--- CONSIGNE A ---
Réécrivez le passage de la critique du reportage allant de "Comme d’autres reportages" à "bien retranscrite ici.", en changeant "reportages" en "articles".

--- EXTRAIT À LIRE ---
****************

Je suis déçue par le reportage « Mariages forcés. Etre une fille sous les talibans » de Sara Daniel paru dans l’Obs cette semaine et je trouve ses conclusions très inquiétantes. Je ressens jusqu’au plus profond de mon être les souffrance vécues par ces petites filles vendues pour un mariage précoce et forcé, si mal défendues par les conclusions de ce reportage. J’avais lu de beaux reportage de l’auteure et je m’attendais à autre chose. Ces derniers temps, j’ai pu voir ça et là des propos similaires, c’est pour cela que je m’oppose à de telles conclusions qui je l’espère, ne se propageront pas dans l’opinion publique. La compassion (tout au moins compréhension) pour/envers les bourreaux est à la mode, cette conclusion n’est pas isolée. Des ONG, notamment vont dans ce sens. Des avocats des droits humains ne prennent pas toujours fait et cause pour les victimes quand ce sont des filles ou des femmes, bien loin de là. Les pères qui vendent ces fillettes, aussi désespérés soient-ils, sont leur bourreaux, tout autant que les hommes qui les achètent et les violent à peine pubère, en font leurs esclaves sexuelles et domestiques et les mettent enceintes bien trop jeunes. Ils font partie du problème, ils sont le problème. Traditions, traduisez débrouilles patriarcales. Nous ne devons pas nous habituer au sort des filles et femmes d’Afghanistan, encore moins comprendre que le pire sort imaginable, leur soit réservé.
Comme d’autres reportages que j’ai pu lire de l’auteure, c’est bien écrit, décrit, étayé … mais des manques, biais et la conclusion laissent un gout amer. Le récit est dur forcément, il faut se rendre à l’évidence, ce peuple au bord du gouffre, souffre de manière quasiment indicible et pourtant très bien retranscrite ici.
Je le sais, c’est plus facile à des milliers de kilomètres, d’avoir un avis tranché sur la question, mais c’est un peu comme si la manière d’appréhender les filles dans ce pays et de s’en servir (dans tous les sens du verbe) avait fini par imprégner la journaliste qui comprend cette fatalité jusqu’à écrire dans sa toute dernière phrase » Rien n’est simple au pays des mariages d’enfants, et je comprends, impuissante devant l’immense détresse de ses gens, qu’il est le dernier espoir des déshérités de Shahrak-e-Sabz. «
Comment une journaliste occidentale peut-elle admettre que vendre des petites filles soit le seul espoir d’un peuple ? Espoir de quoi ? D’avoir atteint le fond et pourtant essayer de creuser toujours plus profond ? La situation est telle dans le pays, peut-être aura t-elle été découragée ?

****************

--- Entrées enregistrées ---
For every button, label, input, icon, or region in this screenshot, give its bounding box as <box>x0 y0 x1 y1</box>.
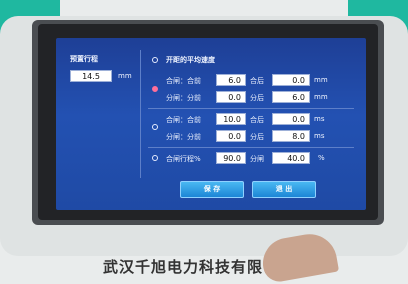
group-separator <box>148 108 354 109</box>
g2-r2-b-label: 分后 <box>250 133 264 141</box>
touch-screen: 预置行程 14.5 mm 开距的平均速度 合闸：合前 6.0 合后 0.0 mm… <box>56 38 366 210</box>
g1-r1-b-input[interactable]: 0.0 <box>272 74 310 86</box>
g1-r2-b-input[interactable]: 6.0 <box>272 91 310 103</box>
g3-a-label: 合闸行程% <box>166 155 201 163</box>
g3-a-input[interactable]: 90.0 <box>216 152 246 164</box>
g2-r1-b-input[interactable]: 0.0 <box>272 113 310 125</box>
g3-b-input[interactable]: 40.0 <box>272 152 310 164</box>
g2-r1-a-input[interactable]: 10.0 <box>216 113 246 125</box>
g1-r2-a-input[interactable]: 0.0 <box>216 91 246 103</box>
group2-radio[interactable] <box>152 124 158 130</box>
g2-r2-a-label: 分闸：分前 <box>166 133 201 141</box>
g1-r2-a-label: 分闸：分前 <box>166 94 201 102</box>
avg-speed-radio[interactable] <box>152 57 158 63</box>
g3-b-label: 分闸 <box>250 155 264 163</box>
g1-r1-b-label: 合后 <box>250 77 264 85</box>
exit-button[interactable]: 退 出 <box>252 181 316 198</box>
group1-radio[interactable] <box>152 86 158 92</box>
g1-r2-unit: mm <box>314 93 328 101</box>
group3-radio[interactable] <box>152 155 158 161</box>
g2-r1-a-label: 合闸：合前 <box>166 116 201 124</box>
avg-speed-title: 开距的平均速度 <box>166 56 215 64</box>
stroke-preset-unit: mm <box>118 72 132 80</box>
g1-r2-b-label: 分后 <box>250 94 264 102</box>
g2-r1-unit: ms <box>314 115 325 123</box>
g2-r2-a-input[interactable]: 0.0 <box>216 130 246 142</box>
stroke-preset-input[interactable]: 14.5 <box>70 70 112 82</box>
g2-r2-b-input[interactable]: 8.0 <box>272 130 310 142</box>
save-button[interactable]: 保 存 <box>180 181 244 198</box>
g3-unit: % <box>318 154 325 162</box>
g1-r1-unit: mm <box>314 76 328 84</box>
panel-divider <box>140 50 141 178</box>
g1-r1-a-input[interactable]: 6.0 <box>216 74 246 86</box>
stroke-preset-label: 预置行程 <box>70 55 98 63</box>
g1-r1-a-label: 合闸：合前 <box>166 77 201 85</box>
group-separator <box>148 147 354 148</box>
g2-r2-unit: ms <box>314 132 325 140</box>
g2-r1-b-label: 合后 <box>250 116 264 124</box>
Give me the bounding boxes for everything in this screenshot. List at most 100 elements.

****************

--- CONSIGNE B ---
Dans les rangées fournies, présentez sous forme de tableau Markdown les lignes allant de la ligne qui contient "group-separator <box>148 108 354 109</box>" à la ligne qui contient "exit-button[interactable]: 退 出", avec une colonne N° pour le numéro et une colonne Texte pour la ligne, sans les lignes vides.

--- RÉPONSE A ---
Comme d’autres articles que j’ai pu lire de l’auteure, c’est bien écrit, décrit, étayé … mais des manques, biais et la conclusion laissent un gout amer. Le récit est dur forcément, il faut se rendre à l’évidence, ce peuple au bord du gouffre, souffre de manière quasiment indicible et pourtant très bien retranscrite ici.

--- RÉPONSE B ---
| N° | Texte |
|---|---|
| 1 | group-separator <box>148 108 354 109</box> |
| 2 | g2-r2-b-label: 分后 <box>250 133 264 141</box> |
| 3 | touch-screen: 预置行程 14.5 mm 开距的平均速度 合闸：合前 6.0 合后 0.0 mm… <box>56 38 366 210</box> |
| 4 | g1-r1-b-input[interactable]: 0.0 <box>272 74 310 86</box> |
| 5 | g1-r2-b-input[interactable]: 6.0 <box>272 91 310 103</box> |
| 6 | g3-a-label: 合闸行程% <box>166 155 201 163</box> |
| 7 | g3-a-input[interactable]: 90.0 <box>216 152 246 164</box> |
| 8 | g2-r1-b-input[interactable]: 0.0 <box>272 113 310 125</box> |
| 9 | g3-b-input[interactable]: 40.0 <box>272 152 310 164</box> |
| 10 | g2-r1-a-input[interactable]: 10.0 <box>216 113 246 125</box> |
| 11 | g1-r2-a-input[interactable]: 0.0 <box>216 91 246 103</box> |
| 12 | group2-radio[interactable] <box>152 124 158 130</box> |
| 13 | g2-r2-a-label: 分闸：分前 <box>166 133 201 141</box> |
| 14 | g1-r2-a-label: 分闸：分前 <box>166 94 201 102</box> |
| 15 | avg-speed-radio[interactable] <box>152 57 158 63</box> |
| 16 | g3-b-label: 分闸 <box>250 155 264 163</box> |
| 17 | g1-r1-b-label: 合后 <box>250 77 264 85</box> |
| 18 | exit-button[interactable]: 退 出 <box>252 181 316 198</box> |